What to do: Repeat every entry word for word, but leave the images out of your copy.

[Lines of data]
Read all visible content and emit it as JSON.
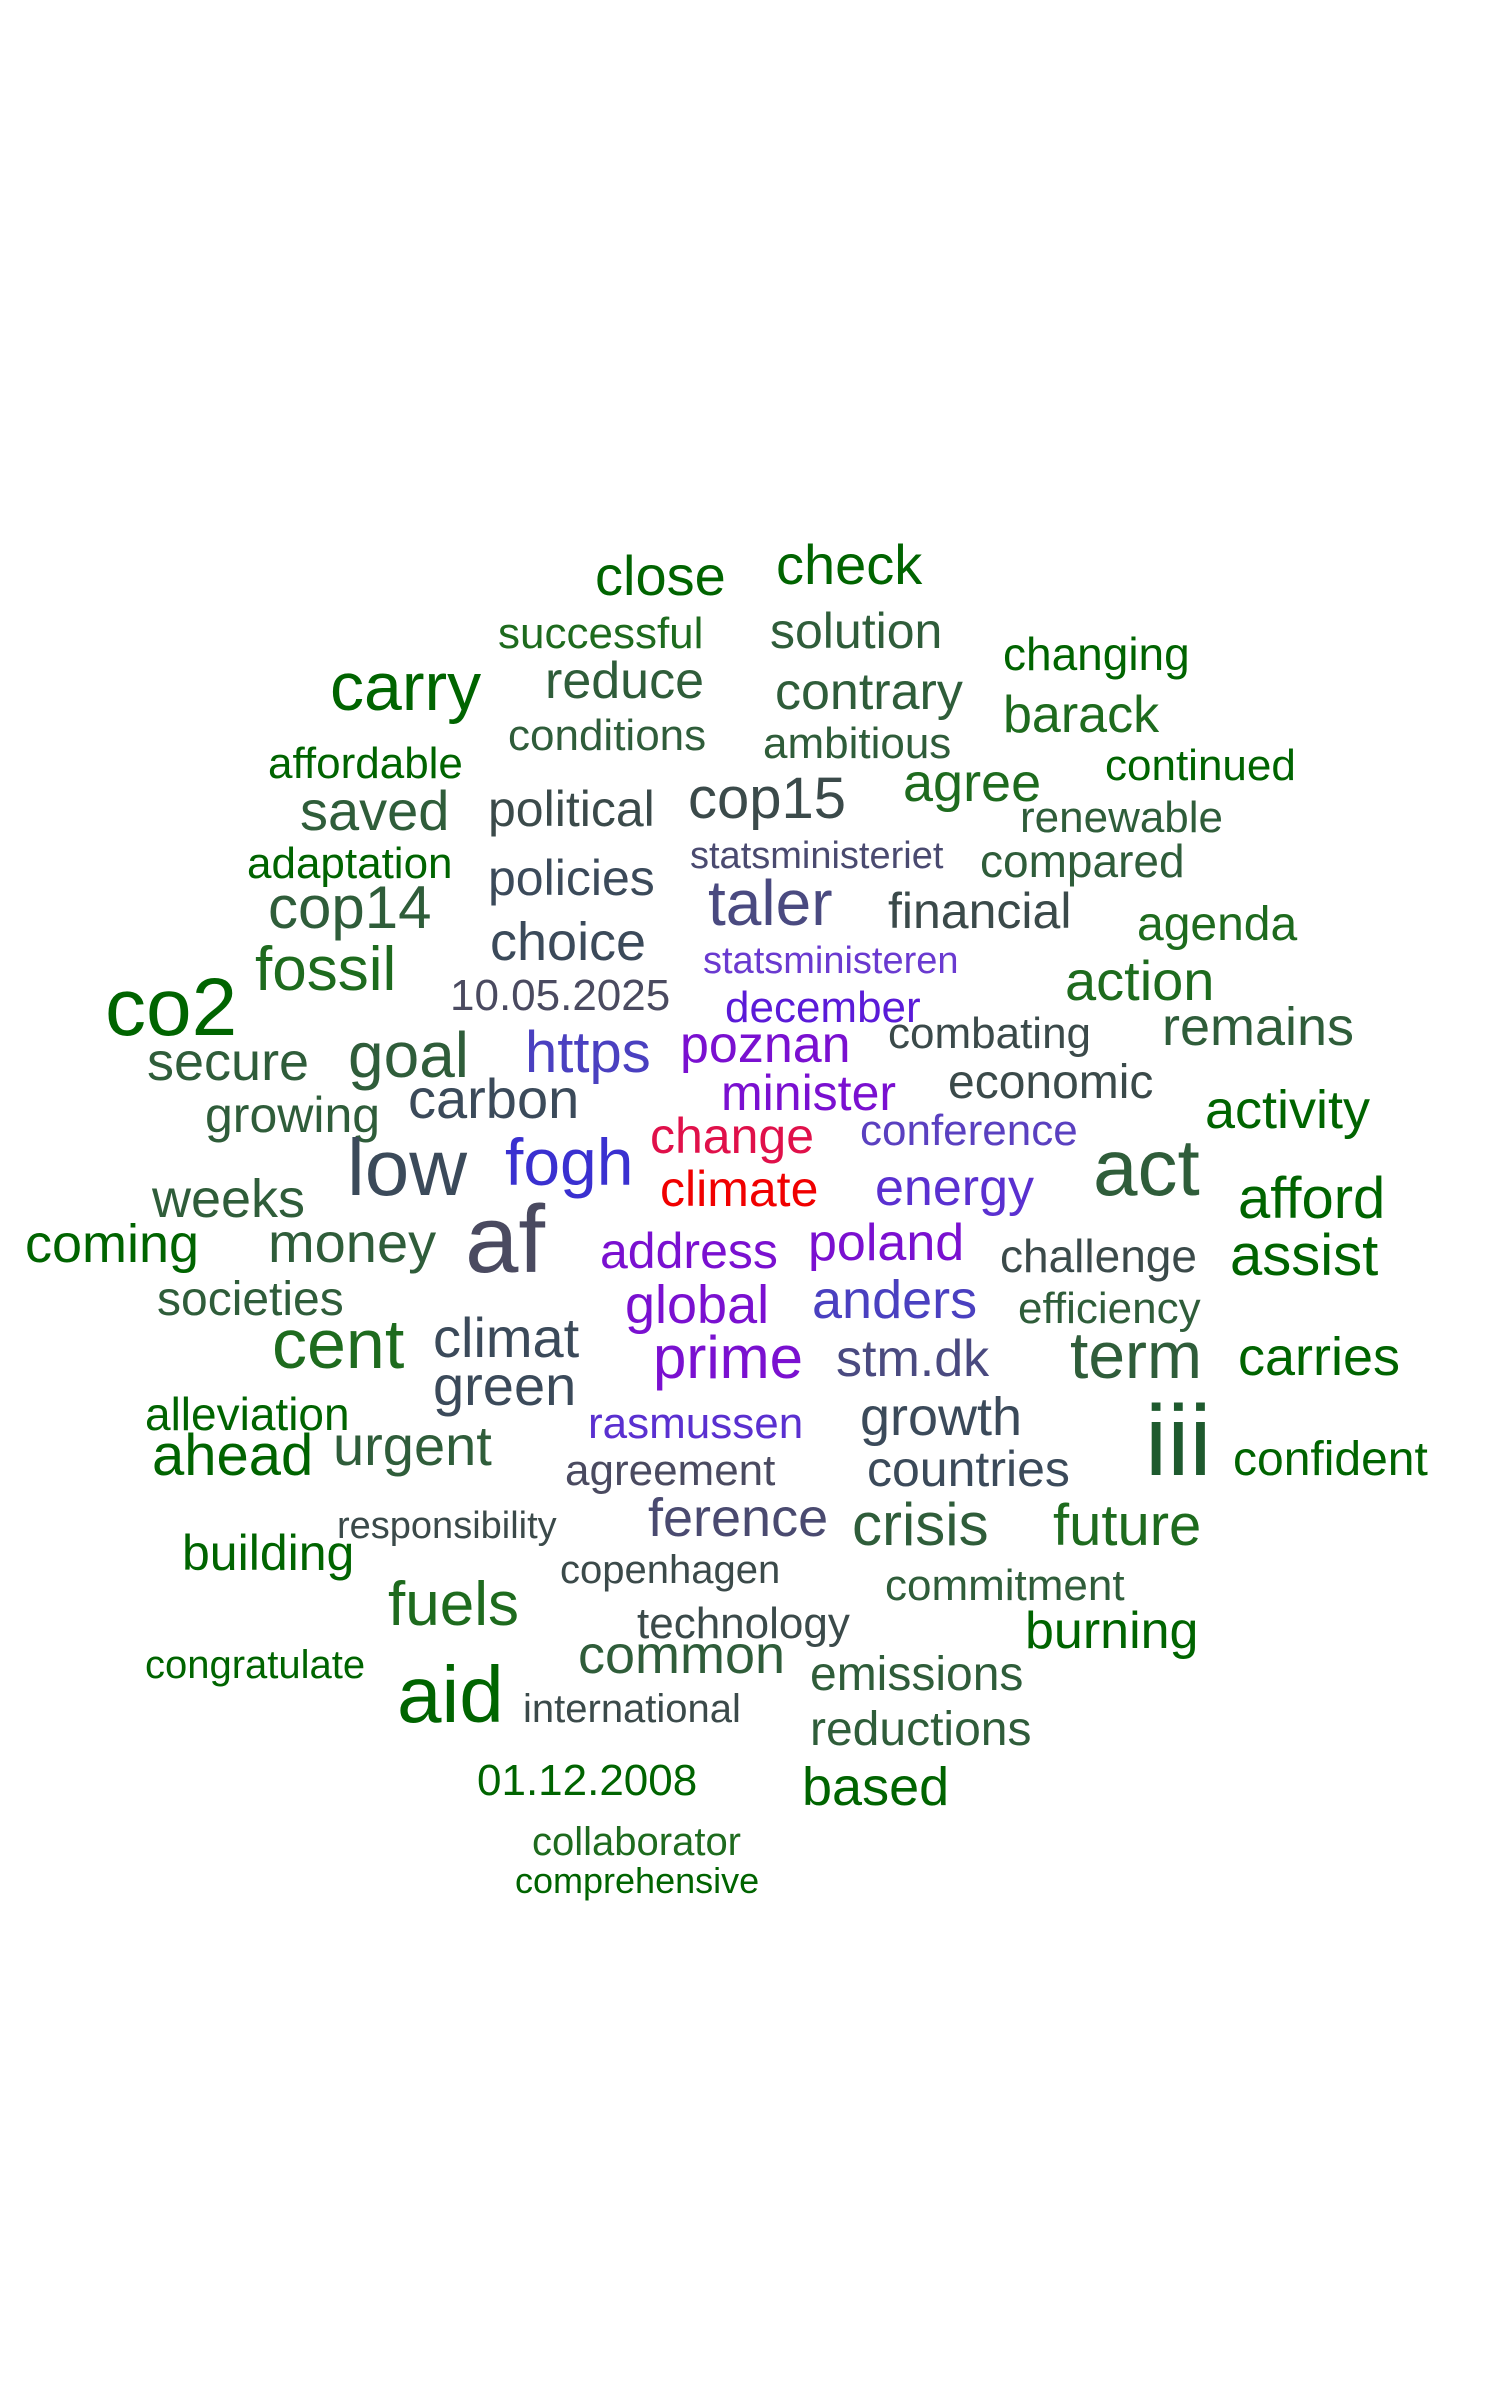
{
  "words": [
    {
      "text": "close",
      "color": "#006400"
    },
    {
      "text": "check",
      "color": "#006400"
    },
    {
      "text": "successful",
      "color": "#1e6b1e"
    },
    {
      "text": "solution",
      "color": "#2f5d3a"
    },
    {
      "text": "changing",
      "color": "#006400"
    },
    {
      "text": "carry",
      "color": "#006400"
    },
    {
      "text": "reduce",
      "color": "#2f5d3a"
    },
    {
      "text": "contrary",
      "color": "#2f5d3a"
    },
    {
      "text": "barack",
      "color": "#1e6b1e"
    },
    {
      "text": "conditions",
      "color": "#2f5d3a"
    },
    {
      "text": "ambitious",
      "color": "#2f5d3a"
    },
    {
      "text": "affordable",
      "color": "#006400"
    },
    {
      "text": "continued",
      "color": "#006400"
    },
    {
      "text": "agree",
      "color": "#1e6b1e"
    },
    {
      "text": "saved",
      "color": "#2f5d3a"
    },
    {
      "text": "political",
      "color": "#3b4a4a"
    },
    {
      "text": "cop15",
      "color": "#3b4a4a"
    },
    {
      "text": "renewable",
      "color": "#2f5d3a"
    },
    {
      "text": "adaptation",
      "color": "#006400"
    },
    {
      "text": "statsministeriet",
      "color": "#4a4a70"
    },
    {
      "text": "compared",
      "color": "#2f5d3a"
    },
    {
      "text": "policies",
      "color": "#3b4a5a"
    },
    {
      "text": "cop14",
      "color": "#2f5d3a"
    },
    {
      "text": "taler",
      "color": "#4a4a80"
    },
    {
      "text": "financial",
      "color": "#3b4a4a"
    },
    {
      "text": "agenda",
      "color": "#1e6b1e"
    },
    {
      "text": "co2",
      "color": "#006400"
    },
    {
      "text": "fossil",
      "color": "#1e6b1e"
    },
    {
      "text": "choice",
      "color": "#3b4a5a"
    },
    {
      "text": "statsministeren",
      "color": "#6a3ad0"
    },
    {
      "text": "action",
      "color": "#1e6b1e"
    },
    {
      "text": "10.05.2025",
      "color": "#4a4a60"
    },
    {
      "text": "december",
      "color": "#5a1ad8"
    },
    {
      "text": "remains",
      "color": "#2f5d3a"
    },
    {
      "text": "goal",
      "color": "#2f5d3a"
    },
    {
      "text": "poznan",
      "color": "#7a10d0"
    },
    {
      "text": "combating",
      "color": "#3b4a4a"
    },
    {
      "text": "secure",
      "color": "#2f5d3a"
    },
    {
      "text": "https",
      "color": "#4a40c0"
    },
    {
      "text": "carbon",
      "color": "#3b4a5a"
    },
    {
      "text": "minister",
      "color": "#7a10d0"
    },
    {
      "text": "economic",
      "color": "#3b4a4a"
    },
    {
      "text": "growing",
      "color": "#2f5d3a"
    },
    {
      "text": "activity",
      "color": "#006400"
    },
    {
      "text": "change",
      "color": "#e0104a"
    },
    {
      "text": "conference",
      "color": "#5a40c0"
    },
    {
      "text": "low",
      "color": "#3b4a5a"
    },
    {
      "text": "fogh",
      "color": "#3a30d0"
    },
    {
      "text": "act",
      "color": "#2f5d3a"
    },
    {
      "text": "climate",
      "color": "#f00000"
    },
    {
      "text": "energy",
      "color": "#5a30d0"
    },
    {
      "text": "weeks",
      "color": "#2f5d3a"
    },
    {
      "text": "afford",
      "color": "#006400"
    },
    {
      "text": "coming",
      "color": "#006400"
    },
    {
      "text": "money",
      "color": "#2f5d3a"
    },
    {
      "text": "af",
      "color": "#4a4a60"
    },
    {
      "text": "address",
      "color": "#7a10d0"
    },
    {
      "text": "poland",
      "color": "#7a10d0"
    },
    {
      "text": "challenge",
      "color": "#3b4a4a"
    },
    {
      "text": "assist",
      "color": "#006400"
    },
    {
      "text": "societies",
      "color": "#2f5d3a"
    },
    {
      "text": "global",
      "color": "#7a10d0"
    },
    {
      "text": "anders",
      "color": "#4a40c0"
    },
    {
      "text": "efficiency",
      "color": "#2f5d3a"
    },
    {
      "text": "cent",
      "color": "#1e6b1e"
    },
    {
      "text": "climat",
      "color": "#3b4a5a"
    },
    {
      "text": "prime",
      "color": "#7a10d0"
    },
    {
      "text": "stm.dk",
      "color": "#4a4a80"
    },
    {
      "text": "term",
      "color": "#2f5d3a"
    },
    {
      "text": "carries",
      "color": "#006400"
    },
    {
      "text": "green",
      "color": "#3b4a5a"
    },
    {
      "text": "alleviation",
      "color": "#006400"
    },
    {
      "text": "rasmussen",
      "color": "#5a30d0"
    },
    {
      "text": "growth",
      "color": "#3b4a5a"
    },
    {
      "text": "iii",
      "color": "#1e5a2e"
    },
    {
      "text": "ahead",
      "color": "#006400"
    },
    {
      "text": "urgent",
      "color": "#2f5d3a"
    },
    {
      "text": "agreement",
      "color": "#4a4a60"
    },
    {
      "text": "countries",
      "color": "#3b4a5a"
    },
    {
      "text": "confident",
      "color": "#006400"
    },
    {
      "text": "responsibility",
      "color": "#3b4a4a"
    },
    {
      "text": "ference",
      "color": "#4a4a70"
    },
    {
      "text": "crisis",
      "color": "#2f5d3a"
    },
    {
      "text": "future",
      "color": "#1e6b1e"
    },
    {
      "text": "building",
      "color": "#006400"
    },
    {
      "text": "copenhagen",
      "color": "#3b4a4a"
    },
    {
      "text": "fuels",
      "color": "#1e6b1e"
    },
    {
      "text": "commitment",
      "color": "#2f5d3a"
    },
    {
      "text": "technology",
      "color": "#3b4a4a"
    },
    {
      "text": "burning",
      "color": "#006400"
    },
    {
      "text": "congratulate",
      "color": "#006400"
    },
    {
      "text": "common",
      "color": "#2f5d3a"
    },
    {
      "text": "emissions",
      "color": "#2f5d3a"
    },
    {
      "text": "aid",
      "color": "#006400"
    },
    {
      "text": "international",
      "color": "#3b4a4a"
    },
    {
      "text": "reductions",
      "color": "#2f5d3a"
    },
    {
      "text": "01.12.2008",
      "color": "#006400"
    },
    {
      "text": "based",
      "color": "#006400"
    },
    {
      "text": "collaborator",
      "color": "#1e6b1e"
    },
    {
      "text": "comprehensive",
      "color": "#006400"
    }
  ]
}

Answer to the exercise:
Read all visible content and emit it as JSON.
{
  "words": [
    {
      "text": "close",
      "color": "#006400"
    },
    {
      "text": "check",
      "color": "#006400"
    },
    {
      "text": "successful",
      "color": "#1e6b1e"
    },
    {
      "text": "solution",
      "color": "#2f5d3a"
    },
    {
      "text": "changing",
      "color": "#006400"
    },
    {
      "text": "carry",
      "color": "#006400"
    },
    {
      "text": "reduce",
      "color": "#2f5d3a"
    },
    {
      "text": "contrary",
      "color": "#2f5d3a"
    },
    {
      "text": "barack",
      "color": "#1e6b1e"
    },
    {
      "text": "conditions",
      "color": "#2f5d3a"
    },
    {
      "text": "ambitious",
      "color": "#2f5d3a"
    },
    {
      "text": "affordable",
      "color": "#006400"
    },
    {
      "text": "continued",
      "color": "#006400"
    },
    {
      "text": "agree",
      "color": "#1e6b1e"
    },
    {
      "text": "saved",
      "color": "#2f5d3a"
    },
    {
      "text": "political",
      "color": "#3b4a4a"
    },
    {
      "text": "cop15",
      "color": "#3b4a4a"
    },
    {
      "text": "renewable",
      "color": "#2f5d3a"
    },
    {
      "text": "adaptation",
      "color": "#006400"
    },
    {
      "text": "statsministeriet",
      "color": "#4a4a70"
    },
    {
      "text": "compared",
      "color": "#2f5d3a"
    },
    {
      "text": "policies",
      "color": "#3b4a5a"
    },
    {
      "text": "cop14",
      "color": "#2f5d3a"
    },
    {
      "text": "taler",
      "color": "#4a4a80"
    },
    {
      "text": "financial",
      "color": "#3b4a4a"
    },
    {
      "text": "agenda",
      "color": "#1e6b1e"
    },
    {
      "text": "co2",
      "color": "#006400"
    },
    {
      "text": "fossil",
      "color": "#1e6b1e"
    },
    {
      "text": "choice",
      "color": "#3b4a5a"
    },
    {
      "text": "statsministeren",
      "color": "#6a3ad0"
    },
    {
      "text": "action",
      "color": "#1e6b1e"
    },
    {
      "text": "10.05.2025",
      "color": "#4a4a60"
    },
    {
      "text": "december",
      "color": "#5a1ad8"
    },
    {
      "text": "remains",
      "color": "#2f5d3a"
    },
    {
      "text": "goal",
      "color": "#2f5d3a"
    },
    {
      "text": "poznan",
      "color": "#7a10d0"
    },
    {
      "text": "combating",
      "color": "#3b4a4a"
    },
    {
      "text": "secure",
      "color": "#2f5d3a"
    },
    {
      "text": "https",
      "color": "#4a40c0"
    },
    {
      "text": "carbon",
      "color": "#3b4a5a"
    },
    {
      "text": "minister",
      "color": "#7a10d0"
    },
    {
      "text": "economic",
      "color": "#3b4a4a"
    },
    {
      "text": "growing",
      "color": "#2f5d3a"
    },
    {
      "text": "activity",
      "color": "#006400"
    },
    {
      "text": "change",
      "color": "#e0104a"
    },
    {
      "text": "conference",
      "color": "#5a40c0"
    },
    {
      "text": "low",
      "color": "#3b4a5a"
    },
    {
      "text": "fogh",
      "color": "#3a30d0"
    },
    {
      "text": "act",
      "color": "#2f5d3a"
    },
    {
      "text": "climate",
      "color": "#f00000"
    },
    {
      "text": "energy",
      "color": "#5a30d0"
    },
    {
      "text": "weeks",
      "color": "#2f5d3a"
    },
    {
      "text": "afford",
      "color": "#006400"
    },
    {
      "text": "coming",
      "color": "#006400"
    },
    {
      "text": "money",
      "color": "#2f5d3a"
    },
    {
      "text": "af",
      "color": "#4a4a60"
    },
    {
      "text": "address",
      "color": "#7a10d0"
    },
    {
      "text": "poland",
      "color": "#7a10d0"
    },
    {
      "text": "challenge",
      "color": "#3b4a4a"
    },
    {
      "text": "assist",
      "color": "#006400"
    },
    {
      "text": "societies",
      "color": "#2f5d3a"
    },
    {
      "text": "global",
      "color": "#7a10d0"
    },
    {
      "text": "anders",
      "color": "#4a40c0"
    },
    {
      "text": "efficiency",
      "color": "#2f5d3a"
    },
    {
      "text": "cent",
      "color": "#1e6b1e"
    },
    {
      "text": "climat",
      "color": "#3b4a5a"
    },
    {
      "text": "prime",
      "color": "#7a10d0"
    },
    {
      "text": "stm.dk",
      "color": "#4a4a80"
    },
    {
      "text": "term",
      "color": "#2f5d3a"
    },
    {
      "text": "carries",
      "color": "#006400"
    },
    {
      "text": "green",
      "color": "#3b4a5a"
    },
    {
      "text": "alleviation",
      "color": "#006400"
    },
    {
      "text": "rasmussen",
      "color": "#5a30d0"
    },
    {
      "text": "growth",
      "color": "#3b4a5a"
    },
    {
      "text": "iii",
      "color": "#1e5a2e"
    },
    {
      "text": "ahead",
      "color": "#006400"
    },
    {
      "text": "urgent",
      "color": "#2f5d3a"
    },
    {
      "text": "agreement",
      "color": "#4a4a60"
    },
    {
      "text": "countries",
      "color": "#3b4a5a"
    },
    {
      "text": "confident",
      "color": "#006400"
    },
    {
      "text": "responsibility",
      "color": "#3b4a4a"
    },
    {
      "text": "ference",
      "color": "#4a4a70"
    },
    {
      "text": "crisis",
      "color": "#2f5d3a"
    },
    {
      "text": "future",
      "color": "#1e6b1e"
    },
    {
      "text": "building",
      "color": "#006400"
    },
    {
      "text": "copenhagen",
      "color": "#3b4a4a"
    },
    {
      "text": "fuels",
      "color": "#1e6b1e"
    },
    {
      "text": "commitment",
      "color": "#2f5d3a"
    },
    {
      "text": "technology",
      "color": "#3b4a4a"
    },
    {
      "text": "burning",
      "color": "#006400"
    },
    {
      "text": "congratulate",
      "color": "#006400"
    },
    {
      "text": "common",
      "color": "#2f5d3a"
    },
    {
      "text": "emissions",
      "color": "#2f5d3a"
    },
    {
      "text": "aid",
      "color": "#006400"
    },
    {
      "text": "international",
      "color": "#3b4a4a"
    },
    {
      "text": "reductions",
      "color": "#2f5d3a"
    },
    {
      "text": "01.12.2008",
      "color": "#006400"
    },
    {
      "text": "based",
      "color": "#006400"
    },
    {
      "text": "collaborator",
      "color": "#1e6b1e"
    },
    {
      "text": "comprehensive",
      "color": "#006400"
    }
  ]
}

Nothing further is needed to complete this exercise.